──────── Information given
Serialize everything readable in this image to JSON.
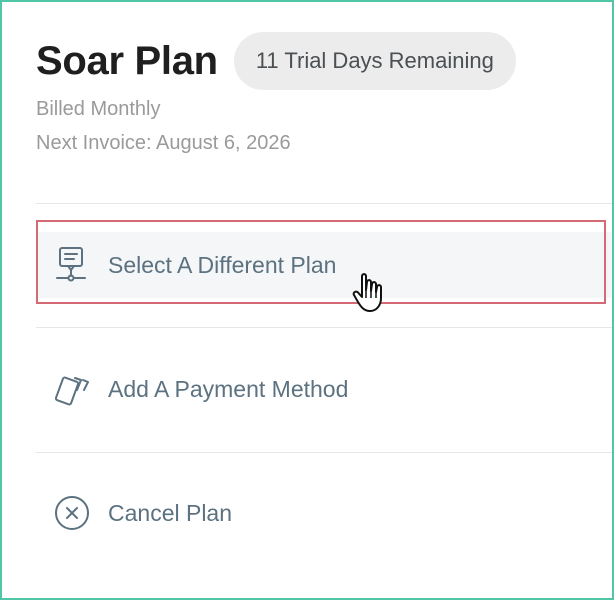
{
  "plan": {
    "title": "Soar Plan",
    "trial_badge": "11 Trial Days Remaining",
    "billing": "Billed Monthly",
    "next_invoice": "Next Invoice: August 6, 2026"
  },
  "actions": [
    {
      "label": "Select A Different Plan",
      "icon": "plan-sign-icon",
      "state": "hover"
    },
    {
      "label": "Add A Payment Method",
      "icon": "payment-cards-icon"
    },
    {
      "label": "Cancel Plan",
      "icon": "close-circle-icon"
    }
  ],
  "colors": {
    "frame_border": "#4fc7a6",
    "highlight_border": "#d46a74",
    "action_text": "#5c7280",
    "badge_bg": "#ececec"
  }
}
────────────────
## Goal of the exercise
Each line in the records above should be reproduced exactly; images are not copied.

## Solution below
Serialize everything readable in this image to JSON.
{
  "plan": {
    "title": "Soar Plan",
    "trial_badge": "11 Trial Days Remaining",
    "billing": "Billed Monthly",
    "next_invoice": "Next Invoice: August 6, 2026"
  },
  "actions": [
    {
      "label": "Select A Different Plan",
      "icon": "plan-sign-icon",
      "state": "hover"
    },
    {
      "label": "Add A Payment Method",
      "icon": "payment-cards-icon"
    },
    {
      "label": "Cancel Plan",
      "icon": "close-circle-icon"
    }
  ],
  "colors": {
    "frame_border": "#4fc7a6",
    "highlight_border": "#d46a74",
    "action_text": "#5c7280",
    "badge_bg": "#ececec"
  }
}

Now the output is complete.